• _DESCRIPTION OF THE TASK_
Check every line of the material below for the string "circuit", and return the ones that have it.

(Dataset entries)
********

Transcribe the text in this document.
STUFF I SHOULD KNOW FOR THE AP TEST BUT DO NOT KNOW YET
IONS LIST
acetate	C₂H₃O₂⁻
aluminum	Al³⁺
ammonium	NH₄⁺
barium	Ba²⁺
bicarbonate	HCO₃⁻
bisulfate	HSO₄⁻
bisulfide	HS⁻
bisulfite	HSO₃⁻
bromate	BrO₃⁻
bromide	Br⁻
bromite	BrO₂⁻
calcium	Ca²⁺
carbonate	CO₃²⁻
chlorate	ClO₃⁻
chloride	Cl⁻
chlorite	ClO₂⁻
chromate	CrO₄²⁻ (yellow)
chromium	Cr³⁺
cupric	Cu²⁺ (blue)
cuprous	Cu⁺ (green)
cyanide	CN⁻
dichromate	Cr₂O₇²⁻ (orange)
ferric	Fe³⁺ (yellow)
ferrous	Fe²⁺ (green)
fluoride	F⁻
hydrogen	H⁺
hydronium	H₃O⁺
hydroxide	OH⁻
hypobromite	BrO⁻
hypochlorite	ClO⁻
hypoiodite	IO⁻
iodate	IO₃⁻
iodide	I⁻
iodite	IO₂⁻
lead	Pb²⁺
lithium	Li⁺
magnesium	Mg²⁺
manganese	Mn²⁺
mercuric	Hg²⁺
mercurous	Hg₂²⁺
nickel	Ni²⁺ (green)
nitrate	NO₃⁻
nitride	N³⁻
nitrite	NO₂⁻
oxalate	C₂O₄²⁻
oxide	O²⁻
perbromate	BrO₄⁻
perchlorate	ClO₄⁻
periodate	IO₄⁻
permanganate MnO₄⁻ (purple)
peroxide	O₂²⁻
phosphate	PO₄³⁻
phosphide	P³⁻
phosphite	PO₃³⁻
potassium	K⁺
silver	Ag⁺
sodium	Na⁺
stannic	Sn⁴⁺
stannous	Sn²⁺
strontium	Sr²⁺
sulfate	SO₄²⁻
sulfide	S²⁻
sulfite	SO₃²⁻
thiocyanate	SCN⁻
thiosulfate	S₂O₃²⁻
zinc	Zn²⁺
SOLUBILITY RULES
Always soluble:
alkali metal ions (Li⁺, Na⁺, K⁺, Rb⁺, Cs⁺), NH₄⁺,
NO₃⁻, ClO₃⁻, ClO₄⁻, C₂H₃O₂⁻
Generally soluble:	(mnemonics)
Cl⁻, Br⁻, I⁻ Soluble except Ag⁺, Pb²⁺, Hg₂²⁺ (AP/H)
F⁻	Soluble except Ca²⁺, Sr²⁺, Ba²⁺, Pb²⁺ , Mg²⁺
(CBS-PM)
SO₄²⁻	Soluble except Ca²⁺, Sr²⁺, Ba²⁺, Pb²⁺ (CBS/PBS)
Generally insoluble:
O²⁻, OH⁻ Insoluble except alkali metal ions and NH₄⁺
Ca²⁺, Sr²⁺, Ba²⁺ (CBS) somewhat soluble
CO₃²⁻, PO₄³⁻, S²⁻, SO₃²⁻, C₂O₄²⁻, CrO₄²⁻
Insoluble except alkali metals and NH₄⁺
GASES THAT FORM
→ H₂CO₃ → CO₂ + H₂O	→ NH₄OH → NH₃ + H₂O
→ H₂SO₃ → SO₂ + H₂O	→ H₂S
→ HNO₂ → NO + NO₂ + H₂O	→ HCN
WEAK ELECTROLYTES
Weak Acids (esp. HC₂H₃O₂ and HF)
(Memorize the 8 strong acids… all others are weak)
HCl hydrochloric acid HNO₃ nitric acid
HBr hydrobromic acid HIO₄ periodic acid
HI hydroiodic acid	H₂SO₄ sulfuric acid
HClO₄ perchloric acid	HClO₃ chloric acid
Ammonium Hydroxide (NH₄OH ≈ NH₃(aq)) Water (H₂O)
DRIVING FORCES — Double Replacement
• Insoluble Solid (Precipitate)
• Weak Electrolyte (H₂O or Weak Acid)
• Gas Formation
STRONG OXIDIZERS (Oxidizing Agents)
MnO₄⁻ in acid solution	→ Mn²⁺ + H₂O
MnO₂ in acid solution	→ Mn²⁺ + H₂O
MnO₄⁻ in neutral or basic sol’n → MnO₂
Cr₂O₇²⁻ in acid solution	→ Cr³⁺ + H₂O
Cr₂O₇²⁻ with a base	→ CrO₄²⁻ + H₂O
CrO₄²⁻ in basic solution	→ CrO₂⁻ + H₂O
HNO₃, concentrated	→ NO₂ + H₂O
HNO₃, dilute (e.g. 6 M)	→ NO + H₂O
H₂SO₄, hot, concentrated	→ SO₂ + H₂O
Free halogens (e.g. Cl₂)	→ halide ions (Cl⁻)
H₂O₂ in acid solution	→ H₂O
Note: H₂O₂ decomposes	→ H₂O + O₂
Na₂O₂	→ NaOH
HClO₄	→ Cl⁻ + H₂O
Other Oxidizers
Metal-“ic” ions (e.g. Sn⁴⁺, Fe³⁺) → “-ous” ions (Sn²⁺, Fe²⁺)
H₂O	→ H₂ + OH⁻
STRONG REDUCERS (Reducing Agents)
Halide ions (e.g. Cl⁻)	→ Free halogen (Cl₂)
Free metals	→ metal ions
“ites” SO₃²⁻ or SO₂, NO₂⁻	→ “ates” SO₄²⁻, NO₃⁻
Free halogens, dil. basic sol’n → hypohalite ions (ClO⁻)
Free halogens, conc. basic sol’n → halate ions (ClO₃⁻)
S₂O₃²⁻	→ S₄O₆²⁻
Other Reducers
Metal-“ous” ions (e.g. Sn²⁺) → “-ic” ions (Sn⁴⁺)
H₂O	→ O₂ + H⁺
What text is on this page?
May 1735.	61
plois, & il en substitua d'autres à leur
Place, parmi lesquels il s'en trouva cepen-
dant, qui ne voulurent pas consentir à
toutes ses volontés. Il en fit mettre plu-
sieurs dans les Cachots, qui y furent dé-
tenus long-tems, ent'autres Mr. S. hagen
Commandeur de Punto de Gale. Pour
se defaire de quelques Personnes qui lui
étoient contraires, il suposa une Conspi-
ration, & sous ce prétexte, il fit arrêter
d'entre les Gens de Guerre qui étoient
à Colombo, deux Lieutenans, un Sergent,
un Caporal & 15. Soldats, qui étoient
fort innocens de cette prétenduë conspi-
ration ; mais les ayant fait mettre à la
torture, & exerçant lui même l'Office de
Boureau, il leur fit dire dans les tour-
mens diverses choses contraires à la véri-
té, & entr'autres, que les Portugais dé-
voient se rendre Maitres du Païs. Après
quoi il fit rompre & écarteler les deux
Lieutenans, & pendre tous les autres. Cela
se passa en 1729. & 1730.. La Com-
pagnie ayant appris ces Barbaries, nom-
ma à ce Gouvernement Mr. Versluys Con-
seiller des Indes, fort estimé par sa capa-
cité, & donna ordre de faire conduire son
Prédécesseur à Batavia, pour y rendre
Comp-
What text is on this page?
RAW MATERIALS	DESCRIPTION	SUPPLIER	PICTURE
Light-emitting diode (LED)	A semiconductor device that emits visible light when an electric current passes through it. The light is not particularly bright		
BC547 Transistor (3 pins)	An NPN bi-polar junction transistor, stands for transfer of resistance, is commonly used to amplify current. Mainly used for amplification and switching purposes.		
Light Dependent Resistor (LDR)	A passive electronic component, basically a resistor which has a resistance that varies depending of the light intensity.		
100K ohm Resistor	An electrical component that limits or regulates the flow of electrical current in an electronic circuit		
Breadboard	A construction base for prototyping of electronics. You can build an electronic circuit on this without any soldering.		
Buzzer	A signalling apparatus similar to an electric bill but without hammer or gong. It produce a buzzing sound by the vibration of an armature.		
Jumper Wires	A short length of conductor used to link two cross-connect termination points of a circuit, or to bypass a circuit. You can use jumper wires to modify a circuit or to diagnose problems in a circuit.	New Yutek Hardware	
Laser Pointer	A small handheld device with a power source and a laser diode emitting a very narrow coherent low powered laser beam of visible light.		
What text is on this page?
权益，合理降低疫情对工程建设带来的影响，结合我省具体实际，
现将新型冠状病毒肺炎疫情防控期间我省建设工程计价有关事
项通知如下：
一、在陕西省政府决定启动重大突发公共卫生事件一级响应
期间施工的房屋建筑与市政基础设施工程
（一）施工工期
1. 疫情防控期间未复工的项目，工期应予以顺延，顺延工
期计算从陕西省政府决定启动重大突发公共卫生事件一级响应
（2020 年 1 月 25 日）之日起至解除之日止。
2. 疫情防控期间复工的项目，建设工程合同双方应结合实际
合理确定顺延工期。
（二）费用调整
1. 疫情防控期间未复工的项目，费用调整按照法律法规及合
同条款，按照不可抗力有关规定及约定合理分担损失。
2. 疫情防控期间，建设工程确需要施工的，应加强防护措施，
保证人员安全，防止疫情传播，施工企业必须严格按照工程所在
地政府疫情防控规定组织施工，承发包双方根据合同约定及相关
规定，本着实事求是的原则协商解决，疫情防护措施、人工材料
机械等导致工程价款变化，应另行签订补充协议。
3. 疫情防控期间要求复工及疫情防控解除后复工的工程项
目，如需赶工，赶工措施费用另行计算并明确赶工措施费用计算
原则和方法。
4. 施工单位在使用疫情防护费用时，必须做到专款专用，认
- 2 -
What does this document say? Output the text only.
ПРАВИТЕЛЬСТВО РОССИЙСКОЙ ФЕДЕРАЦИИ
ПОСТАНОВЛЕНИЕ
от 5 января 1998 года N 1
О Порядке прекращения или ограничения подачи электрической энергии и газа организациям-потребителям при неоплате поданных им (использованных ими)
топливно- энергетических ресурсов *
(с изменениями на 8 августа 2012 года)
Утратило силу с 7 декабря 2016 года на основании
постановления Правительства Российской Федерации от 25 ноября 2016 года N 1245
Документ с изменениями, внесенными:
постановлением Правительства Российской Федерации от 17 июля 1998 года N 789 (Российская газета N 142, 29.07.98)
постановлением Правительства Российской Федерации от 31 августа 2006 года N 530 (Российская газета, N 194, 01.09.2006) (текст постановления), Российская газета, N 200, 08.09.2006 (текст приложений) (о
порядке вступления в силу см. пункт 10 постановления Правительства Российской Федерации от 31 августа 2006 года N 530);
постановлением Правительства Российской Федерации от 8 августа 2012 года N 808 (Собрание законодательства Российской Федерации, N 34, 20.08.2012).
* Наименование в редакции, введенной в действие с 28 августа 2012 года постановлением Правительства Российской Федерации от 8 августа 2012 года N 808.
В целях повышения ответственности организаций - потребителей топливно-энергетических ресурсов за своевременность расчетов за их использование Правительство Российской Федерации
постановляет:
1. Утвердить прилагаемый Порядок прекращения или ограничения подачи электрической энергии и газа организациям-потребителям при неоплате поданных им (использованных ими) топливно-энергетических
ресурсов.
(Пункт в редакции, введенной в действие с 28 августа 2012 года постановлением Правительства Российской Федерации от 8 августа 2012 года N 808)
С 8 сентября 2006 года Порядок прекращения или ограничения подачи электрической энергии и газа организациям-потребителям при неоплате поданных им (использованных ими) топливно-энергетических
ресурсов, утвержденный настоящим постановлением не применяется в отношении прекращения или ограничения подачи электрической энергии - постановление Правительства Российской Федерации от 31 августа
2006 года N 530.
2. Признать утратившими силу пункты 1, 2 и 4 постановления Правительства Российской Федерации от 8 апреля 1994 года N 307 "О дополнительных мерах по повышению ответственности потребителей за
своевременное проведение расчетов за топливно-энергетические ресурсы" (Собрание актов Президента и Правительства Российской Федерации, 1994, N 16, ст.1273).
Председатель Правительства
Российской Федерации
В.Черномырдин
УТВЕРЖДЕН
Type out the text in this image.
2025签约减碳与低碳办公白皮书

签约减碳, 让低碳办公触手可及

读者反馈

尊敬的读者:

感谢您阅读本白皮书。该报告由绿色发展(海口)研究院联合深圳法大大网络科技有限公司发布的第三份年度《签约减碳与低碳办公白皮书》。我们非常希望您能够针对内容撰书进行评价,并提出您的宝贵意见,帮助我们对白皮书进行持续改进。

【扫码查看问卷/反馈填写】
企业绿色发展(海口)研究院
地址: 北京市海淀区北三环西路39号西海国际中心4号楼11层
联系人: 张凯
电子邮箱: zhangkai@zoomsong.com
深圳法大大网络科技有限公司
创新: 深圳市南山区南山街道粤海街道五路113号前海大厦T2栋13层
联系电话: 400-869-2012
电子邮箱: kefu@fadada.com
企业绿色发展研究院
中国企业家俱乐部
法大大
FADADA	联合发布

********

• _IN RESPONSE_
100K ohm Resistor	An electrical component that limits or regulates the flow of electrical current in an electronic circuit		
Breadboard	A construction base for prototyping of electronics. You can build an electronic circuit on this without any soldering.		
Jumper Wires	A short length of conductor used to link two cross-connect termination points of a circuit, or to bypass a circuit. You can use jumper wires to modify a circuit or to diagnose problems in a circuit.	New Yutek Hardware	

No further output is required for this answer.